§ **PROBLEM TO WORK ON**
All lines featuring the string "Investigations" are to be listed.

-*-

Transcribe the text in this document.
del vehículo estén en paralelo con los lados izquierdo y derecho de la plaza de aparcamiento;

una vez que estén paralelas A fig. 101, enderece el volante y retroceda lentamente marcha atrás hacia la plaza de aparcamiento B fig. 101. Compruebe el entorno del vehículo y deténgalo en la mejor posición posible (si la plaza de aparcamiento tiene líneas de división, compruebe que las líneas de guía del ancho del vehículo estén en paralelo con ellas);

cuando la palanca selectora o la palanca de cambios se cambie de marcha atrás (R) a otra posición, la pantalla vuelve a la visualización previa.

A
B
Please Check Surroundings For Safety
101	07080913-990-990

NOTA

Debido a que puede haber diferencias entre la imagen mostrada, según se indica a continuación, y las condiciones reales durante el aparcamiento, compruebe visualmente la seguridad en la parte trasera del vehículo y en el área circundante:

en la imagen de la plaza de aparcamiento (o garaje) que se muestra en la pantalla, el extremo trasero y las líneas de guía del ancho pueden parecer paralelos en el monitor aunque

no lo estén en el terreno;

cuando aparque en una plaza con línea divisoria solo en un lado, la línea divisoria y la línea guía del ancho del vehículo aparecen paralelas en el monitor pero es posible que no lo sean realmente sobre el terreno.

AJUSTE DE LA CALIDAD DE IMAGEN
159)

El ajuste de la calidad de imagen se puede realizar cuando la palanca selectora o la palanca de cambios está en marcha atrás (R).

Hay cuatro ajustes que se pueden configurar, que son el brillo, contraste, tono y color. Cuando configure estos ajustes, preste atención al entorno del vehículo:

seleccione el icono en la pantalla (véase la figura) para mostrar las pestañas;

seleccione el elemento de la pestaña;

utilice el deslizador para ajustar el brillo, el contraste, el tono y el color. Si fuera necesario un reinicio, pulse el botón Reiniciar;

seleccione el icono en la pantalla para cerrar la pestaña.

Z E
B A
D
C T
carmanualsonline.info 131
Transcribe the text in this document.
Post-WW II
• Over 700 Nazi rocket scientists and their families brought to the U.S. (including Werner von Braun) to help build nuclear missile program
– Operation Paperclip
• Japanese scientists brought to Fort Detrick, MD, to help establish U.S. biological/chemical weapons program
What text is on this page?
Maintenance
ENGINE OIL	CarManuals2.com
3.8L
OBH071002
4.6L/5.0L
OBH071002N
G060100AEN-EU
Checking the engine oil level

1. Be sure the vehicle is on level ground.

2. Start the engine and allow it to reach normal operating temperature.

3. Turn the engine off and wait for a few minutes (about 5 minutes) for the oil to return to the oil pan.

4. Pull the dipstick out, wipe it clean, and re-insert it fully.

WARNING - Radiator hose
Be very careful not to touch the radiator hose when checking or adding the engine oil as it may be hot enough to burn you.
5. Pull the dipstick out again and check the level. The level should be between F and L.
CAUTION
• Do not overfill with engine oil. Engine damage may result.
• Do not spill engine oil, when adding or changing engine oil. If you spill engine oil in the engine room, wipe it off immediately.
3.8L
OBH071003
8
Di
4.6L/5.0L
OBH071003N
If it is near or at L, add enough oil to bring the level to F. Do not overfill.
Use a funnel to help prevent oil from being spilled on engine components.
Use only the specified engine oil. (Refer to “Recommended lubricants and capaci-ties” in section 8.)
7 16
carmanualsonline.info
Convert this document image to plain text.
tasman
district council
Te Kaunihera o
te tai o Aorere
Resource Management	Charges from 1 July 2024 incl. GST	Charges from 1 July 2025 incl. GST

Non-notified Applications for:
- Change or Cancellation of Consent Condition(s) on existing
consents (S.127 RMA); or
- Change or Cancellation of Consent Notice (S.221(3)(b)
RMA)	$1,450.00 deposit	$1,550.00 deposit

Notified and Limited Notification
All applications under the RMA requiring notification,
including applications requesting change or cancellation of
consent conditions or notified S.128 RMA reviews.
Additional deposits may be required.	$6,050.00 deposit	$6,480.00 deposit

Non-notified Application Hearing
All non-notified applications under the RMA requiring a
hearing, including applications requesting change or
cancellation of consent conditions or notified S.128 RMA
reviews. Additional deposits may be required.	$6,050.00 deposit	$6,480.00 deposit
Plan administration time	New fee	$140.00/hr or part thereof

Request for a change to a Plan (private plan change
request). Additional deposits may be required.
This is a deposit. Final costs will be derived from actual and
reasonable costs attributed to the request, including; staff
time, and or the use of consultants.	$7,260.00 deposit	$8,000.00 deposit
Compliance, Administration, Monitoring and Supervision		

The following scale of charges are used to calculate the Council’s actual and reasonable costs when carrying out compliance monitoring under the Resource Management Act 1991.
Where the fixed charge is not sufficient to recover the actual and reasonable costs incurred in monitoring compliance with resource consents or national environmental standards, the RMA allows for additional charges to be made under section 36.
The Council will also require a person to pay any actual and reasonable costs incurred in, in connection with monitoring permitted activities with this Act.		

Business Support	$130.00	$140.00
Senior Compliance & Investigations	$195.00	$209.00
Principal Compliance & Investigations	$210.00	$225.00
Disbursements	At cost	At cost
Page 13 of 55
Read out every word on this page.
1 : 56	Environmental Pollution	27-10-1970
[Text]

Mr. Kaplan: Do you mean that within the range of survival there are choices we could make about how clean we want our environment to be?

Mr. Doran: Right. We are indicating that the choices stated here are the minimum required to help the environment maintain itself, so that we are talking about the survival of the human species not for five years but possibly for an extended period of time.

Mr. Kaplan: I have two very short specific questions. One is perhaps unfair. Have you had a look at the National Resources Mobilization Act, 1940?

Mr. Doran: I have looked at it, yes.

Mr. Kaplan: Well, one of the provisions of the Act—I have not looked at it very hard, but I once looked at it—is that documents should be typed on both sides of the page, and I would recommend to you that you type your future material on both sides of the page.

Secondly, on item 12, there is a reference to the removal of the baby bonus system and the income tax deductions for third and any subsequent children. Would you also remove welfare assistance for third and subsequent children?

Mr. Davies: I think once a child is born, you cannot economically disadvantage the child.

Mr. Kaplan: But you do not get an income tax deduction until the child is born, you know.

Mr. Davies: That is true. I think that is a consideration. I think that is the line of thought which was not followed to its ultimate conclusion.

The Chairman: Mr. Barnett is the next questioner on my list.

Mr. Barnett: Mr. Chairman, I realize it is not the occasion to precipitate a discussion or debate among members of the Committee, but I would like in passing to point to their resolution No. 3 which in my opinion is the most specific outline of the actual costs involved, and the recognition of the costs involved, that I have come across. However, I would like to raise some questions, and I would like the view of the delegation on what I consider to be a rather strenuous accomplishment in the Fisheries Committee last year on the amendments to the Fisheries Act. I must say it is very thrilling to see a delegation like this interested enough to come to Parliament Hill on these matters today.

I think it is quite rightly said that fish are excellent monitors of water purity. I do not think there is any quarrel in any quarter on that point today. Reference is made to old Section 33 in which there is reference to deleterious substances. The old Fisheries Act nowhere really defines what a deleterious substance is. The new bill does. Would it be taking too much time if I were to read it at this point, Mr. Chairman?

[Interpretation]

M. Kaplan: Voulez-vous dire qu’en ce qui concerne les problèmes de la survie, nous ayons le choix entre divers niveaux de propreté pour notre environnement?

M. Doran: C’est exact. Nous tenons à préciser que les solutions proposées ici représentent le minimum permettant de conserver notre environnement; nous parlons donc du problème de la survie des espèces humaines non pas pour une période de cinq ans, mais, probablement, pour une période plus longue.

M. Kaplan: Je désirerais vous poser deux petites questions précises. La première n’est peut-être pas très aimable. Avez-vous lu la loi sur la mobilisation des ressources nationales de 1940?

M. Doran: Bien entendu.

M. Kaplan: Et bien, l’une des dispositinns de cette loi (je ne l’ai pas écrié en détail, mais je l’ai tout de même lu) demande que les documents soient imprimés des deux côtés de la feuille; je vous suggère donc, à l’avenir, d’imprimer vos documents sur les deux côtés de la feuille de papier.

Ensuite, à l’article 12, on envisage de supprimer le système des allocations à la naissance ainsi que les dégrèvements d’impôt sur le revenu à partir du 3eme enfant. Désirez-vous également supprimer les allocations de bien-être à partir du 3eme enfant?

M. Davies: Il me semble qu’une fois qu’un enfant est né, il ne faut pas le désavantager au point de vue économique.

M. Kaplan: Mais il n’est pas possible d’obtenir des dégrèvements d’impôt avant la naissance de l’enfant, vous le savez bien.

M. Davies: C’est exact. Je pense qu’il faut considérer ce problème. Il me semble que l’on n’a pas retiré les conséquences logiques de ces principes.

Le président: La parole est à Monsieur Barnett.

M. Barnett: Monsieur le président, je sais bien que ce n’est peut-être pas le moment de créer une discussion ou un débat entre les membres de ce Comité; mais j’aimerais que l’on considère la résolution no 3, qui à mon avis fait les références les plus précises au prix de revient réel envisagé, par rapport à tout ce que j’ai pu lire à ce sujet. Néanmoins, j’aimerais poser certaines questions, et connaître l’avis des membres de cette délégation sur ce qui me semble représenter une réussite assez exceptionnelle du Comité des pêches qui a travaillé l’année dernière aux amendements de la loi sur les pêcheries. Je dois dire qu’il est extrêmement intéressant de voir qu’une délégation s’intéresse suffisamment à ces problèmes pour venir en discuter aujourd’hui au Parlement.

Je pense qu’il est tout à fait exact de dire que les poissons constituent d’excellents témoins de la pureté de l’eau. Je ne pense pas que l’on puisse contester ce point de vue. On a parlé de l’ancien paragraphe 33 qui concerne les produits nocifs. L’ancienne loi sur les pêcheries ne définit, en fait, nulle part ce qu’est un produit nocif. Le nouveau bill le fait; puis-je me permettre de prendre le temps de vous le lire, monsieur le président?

-*-

§ **WRITTEN RESPONSE**
Senior Compliance & Investigations	$195.00	$209.00
Principal Compliance & Investigations	$210.00	$225.00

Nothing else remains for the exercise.